Raw records
Start
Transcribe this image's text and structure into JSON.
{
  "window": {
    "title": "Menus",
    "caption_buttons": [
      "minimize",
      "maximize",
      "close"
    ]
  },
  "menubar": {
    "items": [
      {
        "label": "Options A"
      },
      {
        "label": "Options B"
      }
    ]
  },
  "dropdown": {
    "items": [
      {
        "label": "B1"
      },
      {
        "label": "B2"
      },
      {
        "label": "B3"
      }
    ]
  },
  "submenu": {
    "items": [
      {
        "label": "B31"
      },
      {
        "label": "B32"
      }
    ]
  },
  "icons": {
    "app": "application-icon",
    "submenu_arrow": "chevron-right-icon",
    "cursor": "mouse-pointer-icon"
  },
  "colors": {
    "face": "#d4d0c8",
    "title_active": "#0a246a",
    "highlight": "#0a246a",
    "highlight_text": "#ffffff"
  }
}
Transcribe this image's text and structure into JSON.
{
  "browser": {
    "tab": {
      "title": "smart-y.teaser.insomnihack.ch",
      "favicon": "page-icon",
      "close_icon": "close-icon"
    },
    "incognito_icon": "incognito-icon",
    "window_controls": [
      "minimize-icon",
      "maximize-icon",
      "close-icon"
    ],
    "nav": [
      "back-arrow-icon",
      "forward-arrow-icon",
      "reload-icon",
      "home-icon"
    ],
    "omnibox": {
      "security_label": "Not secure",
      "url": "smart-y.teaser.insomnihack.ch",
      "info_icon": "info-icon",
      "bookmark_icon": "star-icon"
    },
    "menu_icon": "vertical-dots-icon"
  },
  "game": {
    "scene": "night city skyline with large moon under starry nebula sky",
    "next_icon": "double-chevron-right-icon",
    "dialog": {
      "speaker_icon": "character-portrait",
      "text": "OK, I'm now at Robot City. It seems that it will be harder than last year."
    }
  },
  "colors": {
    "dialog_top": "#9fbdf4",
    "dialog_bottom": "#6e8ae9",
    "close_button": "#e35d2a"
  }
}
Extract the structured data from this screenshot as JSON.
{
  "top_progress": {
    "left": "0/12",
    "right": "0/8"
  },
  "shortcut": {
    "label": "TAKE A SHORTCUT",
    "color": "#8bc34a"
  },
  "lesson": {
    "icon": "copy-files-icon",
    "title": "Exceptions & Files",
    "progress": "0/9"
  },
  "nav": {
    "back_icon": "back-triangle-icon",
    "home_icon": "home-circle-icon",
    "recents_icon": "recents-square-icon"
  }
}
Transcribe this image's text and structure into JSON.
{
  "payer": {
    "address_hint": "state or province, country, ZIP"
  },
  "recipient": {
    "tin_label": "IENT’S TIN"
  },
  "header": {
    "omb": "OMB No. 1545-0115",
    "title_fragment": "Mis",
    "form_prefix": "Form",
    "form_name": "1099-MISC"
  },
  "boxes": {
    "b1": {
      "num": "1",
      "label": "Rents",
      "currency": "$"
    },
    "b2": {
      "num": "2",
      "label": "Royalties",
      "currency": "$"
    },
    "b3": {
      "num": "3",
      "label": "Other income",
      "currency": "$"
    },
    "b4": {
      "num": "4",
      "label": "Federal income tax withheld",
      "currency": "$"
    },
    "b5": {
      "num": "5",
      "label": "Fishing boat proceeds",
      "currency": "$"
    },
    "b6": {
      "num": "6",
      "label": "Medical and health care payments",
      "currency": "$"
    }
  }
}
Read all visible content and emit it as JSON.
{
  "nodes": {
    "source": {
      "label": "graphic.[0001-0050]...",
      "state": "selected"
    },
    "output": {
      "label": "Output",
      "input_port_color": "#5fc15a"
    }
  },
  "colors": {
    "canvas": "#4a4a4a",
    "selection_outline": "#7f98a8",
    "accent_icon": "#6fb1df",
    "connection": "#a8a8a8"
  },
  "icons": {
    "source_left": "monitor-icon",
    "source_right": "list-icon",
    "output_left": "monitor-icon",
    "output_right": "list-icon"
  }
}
End
### Instruction
Copy every record exactly as presented.

### Full output
Transcribe this image's text and structure into JSON.
{
  "window": {
    "title": "Menus",
    "caption_buttons": [
      "minimize",
      "maximize",
      "close"
    ]
  },
  "menubar": {
    "items": [
      {
        "label": "Options A"
      },
      {
        "label": "Options B"
      }
    ]
  },
  "dropdown": {
    "items": [
      {
        "label": "B1"
      },
      {
        "label": "B2"
      },
      {
        "label": "B3"
      }
    ]
  },
  "submenu": {
    "items": [
      {
        "label": "B31"
      },
      {
        "label": "B32"
      }
    ]
  },
  "icons": {
    "app": "application-icon",
    "submenu_arrow": "chevron-right-icon",
    "cursor": "mouse-pointer-icon"
  },
  "colors": {
    "face": "#d4d0c8",
    "title_active": "#0a246a",
    "highlight": "#0a246a",
    "highlight_text": "#ffffff"
  }
}
Transcribe this image's text and structure into JSON.
{
  "browser": {
    "tab": {
      "title": "smart-y.teaser.insomnihack.ch",
      "favicon": "page-icon",
      "close_icon": "close-icon"
    },
    "incognito_icon": "incognito-icon",
    "window_controls": [
      "minimize-icon",
      "maximize-icon",
      "close-icon"
    ],
    "nav": [
      "back-arrow-icon",
      "forward-arrow-icon",
      "reload-icon",
      "home-icon"
    ],
    "omnibox": {
      "security_label": "Not secure",
      "url": "smart-y.teaser.insomnihack.ch",
      "info_icon": "info-icon",
      "bookmark_icon": "star-icon"
    },
    "menu_icon": "vertical-dots-icon"
  },
  "game": {
    "scene": "night city skyline with large moon under starry nebula sky",
    "next_icon": "double-chevron-right-icon",
    "dialog": {
      "speaker_icon": "character-portrait",
      "text": "OK, I'm now at Robot City. It seems that it will be harder than last year."
    }
  },
  "colors": {
    "dialog_top": "#9fbdf4",
    "dialog_bottom": "#6e8ae9",
    "close_button": "#e35d2a"
  }
}
Extract the structured data from this screenshot as JSON.
{
  "top_progress": {
    "left": "0/12",
    "right": "0/8"
  },
  "shortcut": {
    "label": "TAKE A SHORTCUT",
    "color": "#8bc34a"
  },
  "lesson": {
    "icon": "copy-files-icon",
    "title": "Exceptions & Files",
    "progress": "0/9"
  },
  "nav": {
    "back_icon": "back-triangle-icon",
    "home_icon": "home-circle-icon",
    "recents_icon": "recents-square-icon"
  }
}
Transcribe this image's text and structure into JSON.
{
  "payer": {
    "address_hint": "state or province, country, ZIP"
  },
  "recipient": {
    "tin_label": "IENT’S TIN"
  },
  "header": {
    "omb": "OMB No. 1545-0115",
    "title_fragment": "Mis",
    "form_prefix": "Form",
    "form_name": "1099-MISC"
  },
  "boxes": {
    "b1": {
      "num": "1",
      "label": "Rents",
      "currency": "$"
    },
    "b2": {
      "num": "2",
      "label": "Royalties",
      "currency": "$"
    },
    "b3": {
      "num": "3",
      "label": "Other income",
      "currency": "$"
    },
    "b4": {
      "num": "4",
      "label": "Federal income tax withheld",
      "currency": "$"
    },
    "b5": {
      "num": "5",
      "label": "Fishing boat proceeds",
      "currency": "$"
    },
    "b6": {
      "num": "6",
      "label": "Medical and health care payments",
      "currency": "$"
    }
  }
}
Read all visible content and emit it as JSON.
{
  "nodes": {
    "source": {
      "label": "graphic.[0001-0050]...",
      "state": "selected"
    },
    "output": {
      "label": "Output",
      "input_port_color": "#5fc15a"
    }
  },
  "colors": {
    "canvas": "#4a4a4a",
    "selection_outline": "#7f98a8",
    "accent_icon": "#6fb1df",
    "connection": "#a8a8a8"
  },
  "icons": {
    "source_left": "monitor-icon",
    "source_right": "list-icon",
    "output_left": "monitor-icon",
    "output_right": "list-icon"
  }
}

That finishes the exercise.